Task instructions: Each line of the material must be repeated precisely, with the pictures left out.

Records:
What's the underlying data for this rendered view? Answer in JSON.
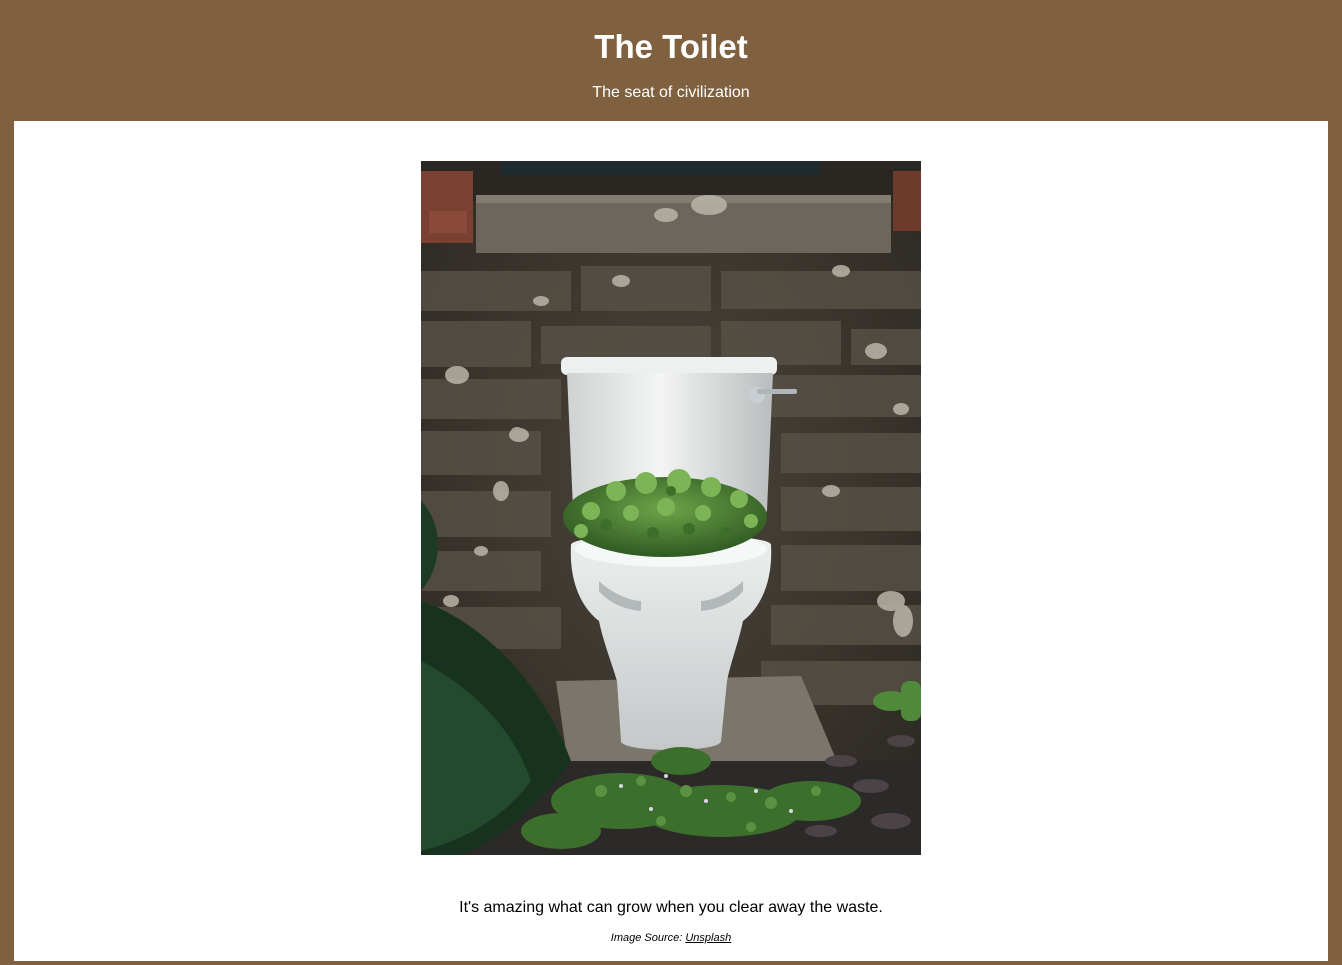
{
  "header": {
    "title": "The Toilet",
    "tagline": "The seat of civilization"
  },
  "main": {
    "photo_alt": "White toilet outdoors against a stone wall with green plants growing out of the bowl",
    "caption": "It's amazing what can grow when you clear away the waste.",
    "credit_prefix": "Image Source: ",
    "credit_link_label": "Unsplash"
  },
  "colors": {
    "page_background": "#7f613f",
    "card_background": "#ffffff",
    "header_text": "#ffffff"
  }
}
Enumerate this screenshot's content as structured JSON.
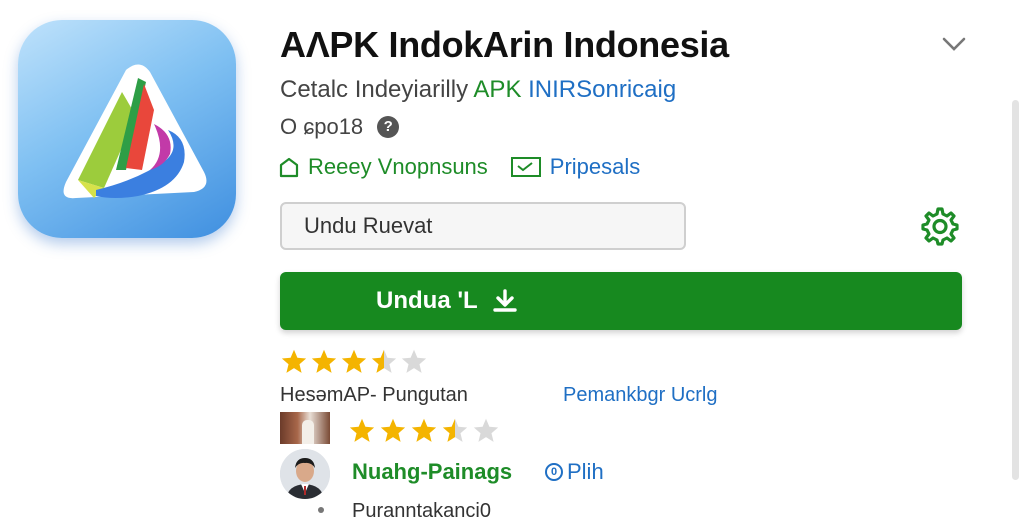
{
  "app": {
    "title": "AɅPK IndokArin Indonesia",
    "icon": "triangle-logo-icon",
    "developer_text": "Cetalc Indeyiarilly",
    "apk_text": "APK",
    "publisher_link": "INIRSonricaig",
    "meta_value": "O ɕpo18",
    "info_icon": "info-icon"
  },
  "tags": [
    {
      "label": "Reeey Vnopnsuns",
      "icon": "home-icon"
    },
    {
      "label": "Pripesals",
      "icon": "mail-icon"
    }
  ],
  "search": {
    "value": "Undu Ruevat"
  },
  "settings": {
    "icon": "gear-icon"
  },
  "download": {
    "label": "Undua 'L",
    "icon": "download-icon"
  },
  "rating": {
    "stars": 3.5,
    "label": "HesəmAP- Pungutan",
    "link": "Pemankbgr Ucrlg"
  },
  "review": {
    "stars": 3.5,
    "reviewer": "Nuahg-Painags",
    "pilih": "Plih",
    "text": "Puranntakanci0"
  },
  "colors": {
    "primary_green": "#17891f",
    "link_blue": "#1f6fc4",
    "star": "#f4b400",
    "star_empty": "#d9d9d9"
  }
}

Reply to the task:
What's the underlying data for this rendered view? Answer in JSON.
{
  "header": {
    "title": "The Toilet",
    "tagline": "The seat of civilization"
  },
  "main": {
    "photo_alt": "White toilet outdoors against a stone wall with green plants growing out of the bowl",
    "caption": "It's amazing what can grow when you clear away the waste.",
    "credit_prefix": "Image Source: ",
    "credit_link_label": "Unsplash"
  },
  "colors": {
    "page_background": "#7f613f",
    "card_background": "#ffffff",
    "header_text": "#ffffff"
  }
}
Enumerate this screenshot's content as structured JSON.
{
  "app": {
    "title": "AɅPK IndokArin Indonesia",
    "icon": "triangle-logo-icon",
    "developer_text": "Cetalc Indeyiarilly",
    "apk_text": "APK",
    "publisher_link": "INIRSonricaig",
    "meta_value": "O ɕpo18",
    "info_icon": "info-icon"
  },
  "tags": [
    {
      "label": "Reeey Vnopnsuns",
      "icon": "home-icon"
    },
    {
      "label": "Pripesals",
      "icon": "mail-icon"
    }
  ],
  "search": {
    "value": "Undu Ruevat"
  },
  "settings": {
    "icon": "gear-icon"
  },
  "download": {
    "label": "Undua 'L",
    "icon": "download-icon"
  },
  "rating": {
    "stars": 3.5,
    "label": "HesəmAP- Pungutan",
    "link": "Pemankbgr Ucrlg"
  },
  "review": {
    "stars": 3.5,
    "reviewer": "Nuahg-Painags",
    "pilih": "Plih",
    "text": "Puranntakanci0"
  },
  "colors": {
    "primary_green": "#17891f",
    "link_blue": "#1f6fc4",
    "star": "#f4b400",
    "star_empty": "#d9d9d9"
  }
}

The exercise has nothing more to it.